• [INSTRUCTIONS FOR THE TASK]: Carry none of the pictures over; set down the material below exactly.
-- start MATERIAL SUPPLIED --
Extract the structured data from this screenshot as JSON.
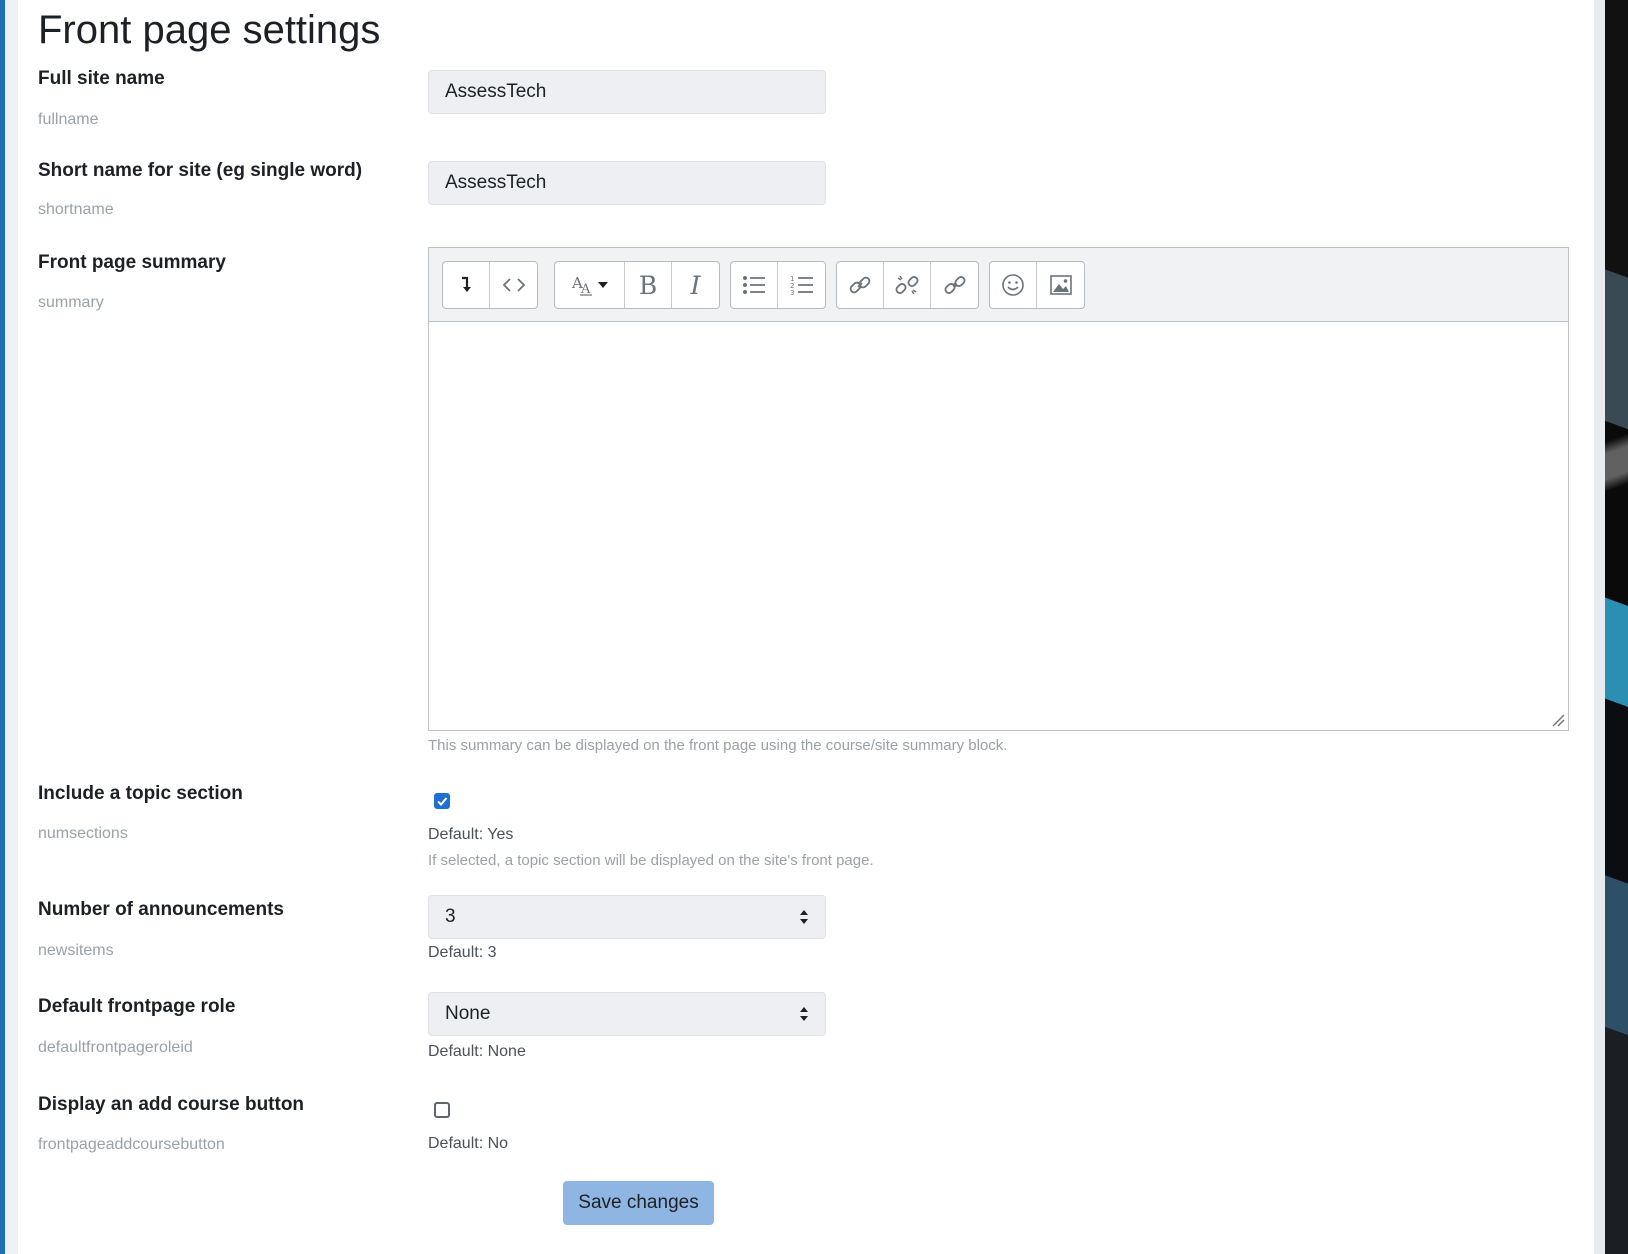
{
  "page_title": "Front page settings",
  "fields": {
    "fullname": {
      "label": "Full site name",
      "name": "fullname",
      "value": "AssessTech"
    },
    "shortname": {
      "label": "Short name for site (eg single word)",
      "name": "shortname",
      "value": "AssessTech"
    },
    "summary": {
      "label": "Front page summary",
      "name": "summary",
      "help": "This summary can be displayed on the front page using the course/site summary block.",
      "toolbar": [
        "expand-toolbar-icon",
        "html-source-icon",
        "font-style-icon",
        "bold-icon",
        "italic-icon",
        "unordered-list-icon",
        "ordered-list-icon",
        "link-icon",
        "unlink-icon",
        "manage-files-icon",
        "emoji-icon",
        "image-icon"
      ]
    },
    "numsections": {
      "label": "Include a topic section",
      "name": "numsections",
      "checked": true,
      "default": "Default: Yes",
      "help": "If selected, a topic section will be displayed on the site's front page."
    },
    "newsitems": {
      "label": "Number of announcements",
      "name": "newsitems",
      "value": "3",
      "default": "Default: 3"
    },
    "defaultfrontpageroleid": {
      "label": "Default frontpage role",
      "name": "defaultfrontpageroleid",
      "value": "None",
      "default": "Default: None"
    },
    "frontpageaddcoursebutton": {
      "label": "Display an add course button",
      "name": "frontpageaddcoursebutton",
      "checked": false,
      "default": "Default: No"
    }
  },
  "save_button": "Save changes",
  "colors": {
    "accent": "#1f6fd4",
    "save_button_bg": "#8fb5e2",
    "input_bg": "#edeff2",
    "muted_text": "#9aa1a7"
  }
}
-- end MATERIAL SUPPLIED --
• [SOLUTION FOR THIS PROBLEM]:
Extract the structured data from this screenshot as JSON.
{
  "page_title": "Front page settings",
  "fields": {
    "fullname": {
      "label": "Full site name",
      "name": "fullname",
      "value": "AssessTech"
    },
    "shortname": {
      "label": "Short name for site (eg single word)",
      "name": "shortname",
      "value": "AssessTech"
    },
    "summary": {
      "label": "Front page summary",
      "name": "summary",
      "help": "This summary can be displayed on the front page using the course/site summary block.",
      "toolbar": [
        "expand-toolbar-icon",
        "html-source-icon",
        "font-style-icon",
        "bold-icon",
        "italic-icon",
        "unordered-list-icon",
        "ordered-list-icon",
        "link-icon",
        "unlink-icon",
        "manage-files-icon",
        "emoji-icon",
        "image-icon"
      ]
    },
    "numsections": {
      "label": "Include a topic section",
      "name": "numsections",
      "checked": true,
      "default": "Default: Yes",
      "help": "If selected, a topic section will be displayed on the site's front page."
    },
    "newsitems": {
      "label": "Number of announcements",
      "name": "newsitems",
      "value": "3",
      "default": "Default: 3"
    },
    "defaultfrontpageroleid": {
      "label": "Default frontpage role",
      "name": "defaultfrontpageroleid",
      "value": "None",
      "default": "Default: None"
    },
    "frontpageaddcoursebutton": {
      "label": "Display an add course button",
      "name": "frontpageaddcoursebutton",
      "checked": false,
      "default": "Default: No"
    }
  },
  "save_button": "Save changes",
  "colors": {
    "accent": "#1f6fd4",
    "save_button_bg": "#8fb5e2",
    "input_bg": "#edeff2",
    "muted_text": "#9aa1a7"
  }
}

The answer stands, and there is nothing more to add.